LISTED RECORDS:
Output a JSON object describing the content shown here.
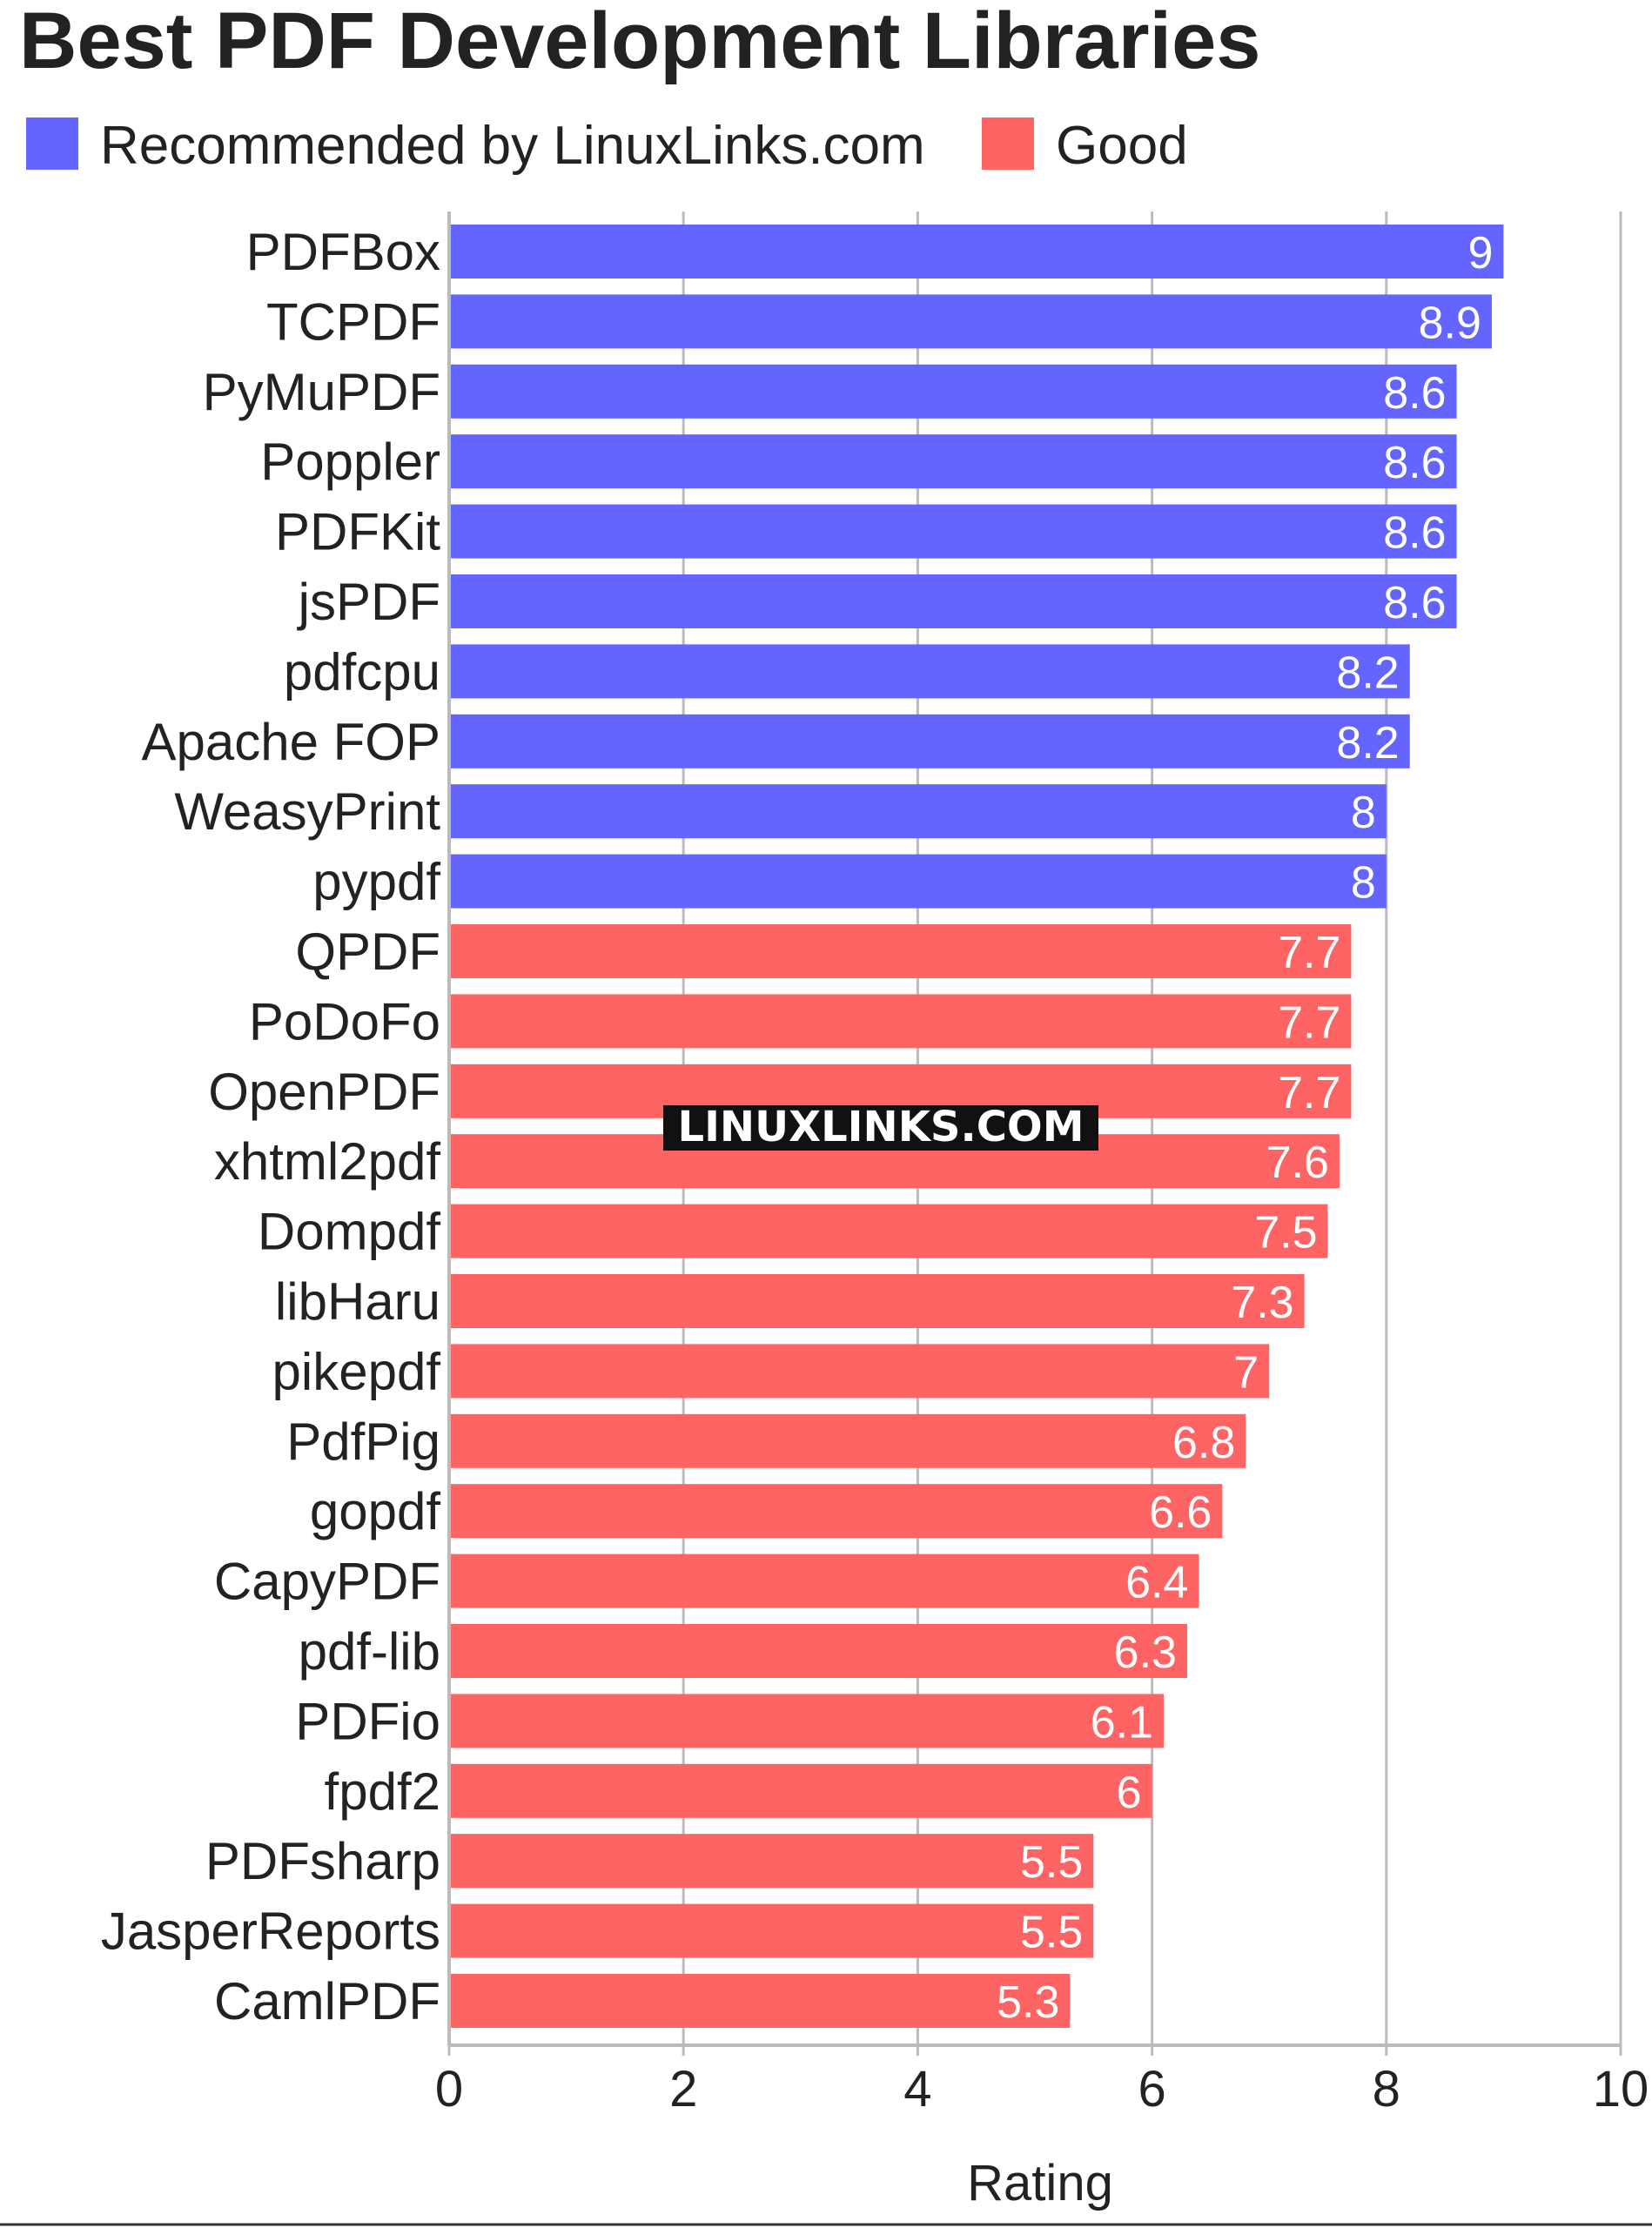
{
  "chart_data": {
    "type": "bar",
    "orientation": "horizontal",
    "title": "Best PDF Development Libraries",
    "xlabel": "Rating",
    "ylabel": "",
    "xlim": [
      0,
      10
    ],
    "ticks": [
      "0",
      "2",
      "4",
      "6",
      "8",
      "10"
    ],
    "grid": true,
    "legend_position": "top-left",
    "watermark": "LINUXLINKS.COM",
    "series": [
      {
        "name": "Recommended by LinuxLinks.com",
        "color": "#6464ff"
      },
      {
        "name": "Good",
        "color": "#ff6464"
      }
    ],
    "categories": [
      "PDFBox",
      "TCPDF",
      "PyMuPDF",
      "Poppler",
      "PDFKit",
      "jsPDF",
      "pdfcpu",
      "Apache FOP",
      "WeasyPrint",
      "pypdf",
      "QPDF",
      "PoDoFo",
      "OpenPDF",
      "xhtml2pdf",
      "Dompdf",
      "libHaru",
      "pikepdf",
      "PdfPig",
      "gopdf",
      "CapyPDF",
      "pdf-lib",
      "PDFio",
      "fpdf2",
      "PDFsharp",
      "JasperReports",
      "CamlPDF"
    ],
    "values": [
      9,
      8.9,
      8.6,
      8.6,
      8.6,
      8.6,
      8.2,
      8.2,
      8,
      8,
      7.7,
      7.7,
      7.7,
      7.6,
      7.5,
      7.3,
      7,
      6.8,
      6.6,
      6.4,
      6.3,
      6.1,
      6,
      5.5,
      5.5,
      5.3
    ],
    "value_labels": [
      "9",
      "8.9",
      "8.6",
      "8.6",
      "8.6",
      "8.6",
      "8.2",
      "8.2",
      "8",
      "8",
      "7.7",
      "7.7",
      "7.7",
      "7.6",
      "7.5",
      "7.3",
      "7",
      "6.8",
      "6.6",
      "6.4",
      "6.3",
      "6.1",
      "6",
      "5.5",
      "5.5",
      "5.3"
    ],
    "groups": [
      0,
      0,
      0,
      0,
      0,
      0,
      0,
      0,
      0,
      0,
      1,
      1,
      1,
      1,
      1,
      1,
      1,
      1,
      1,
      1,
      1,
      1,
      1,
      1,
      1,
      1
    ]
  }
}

WHAT THIS TASK INVOLVES: Output the records above exactly; leave out the pictures.

WRITTEN RESPONSE:
Output a JSON object describing the content shown here.
{
  "chart_data": {
    "type": "bar",
    "orientation": "horizontal",
    "title": "Best PDF Development Libraries",
    "xlabel": "Rating",
    "ylabel": "",
    "xlim": [
      0,
      10
    ],
    "ticks": [
      "0",
      "2",
      "4",
      "6",
      "8",
      "10"
    ],
    "grid": true,
    "legend_position": "top-left",
    "watermark": "LINUXLINKS.COM",
    "series": [
      {
        "name": "Recommended by LinuxLinks.com",
        "color": "#6464ff"
      },
      {
        "name": "Good",
        "color": "#ff6464"
      }
    ],
    "categories": [
      "PDFBox",
      "TCPDF",
      "PyMuPDF",
      "Poppler",
      "PDFKit",
      "jsPDF",
      "pdfcpu",
      "Apache FOP",
      "WeasyPrint",
      "pypdf",
      "QPDF",
      "PoDoFo",
      "OpenPDF",
      "xhtml2pdf",
      "Dompdf",
      "libHaru",
      "pikepdf",
      "PdfPig",
      "gopdf",
      "CapyPDF",
      "pdf-lib",
      "PDFio",
      "fpdf2",
      "PDFsharp",
      "JasperReports",
      "CamlPDF"
    ],
    "values": [
      9,
      8.9,
      8.6,
      8.6,
      8.6,
      8.6,
      8.2,
      8.2,
      8,
      8,
      7.7,
      7.7,
      7.7,
      7.6,
      7.5,
      7.3,
      7,
      6.8,
      6.6,
      6.4,
      6.3,
      6.1,
      6,
      5.5,
      5.5,
      5.3
    ],
    "value_labels": [
      "9",
      "8.9",
      "8.6",
      "8.6",
      "8.6",
      "8.6",
      "8.2",
      "8.2",
      "8",
      "8",
      "7.7",
      "7.7",
      "7.7",
      "7.6",
      "7.5",
      "7.3",
      "7",
      "6.8",
      "6.6",
      "6.4",
      "6.3",
      "6.1",
      "6",
      "5.5",
      "5.5",
      "5.3"
    ],
    "groups": [
      0,
      0,
      0,
      0,
      0,
      0,
      0,
      0,
      0,
      0,
      1,
      1,
      1,
      1,
      1,
      1,
      1,
      1,
      1,
      1,
      1,
      1,
      1,
      1,
      1,
      1
    ]
  }
}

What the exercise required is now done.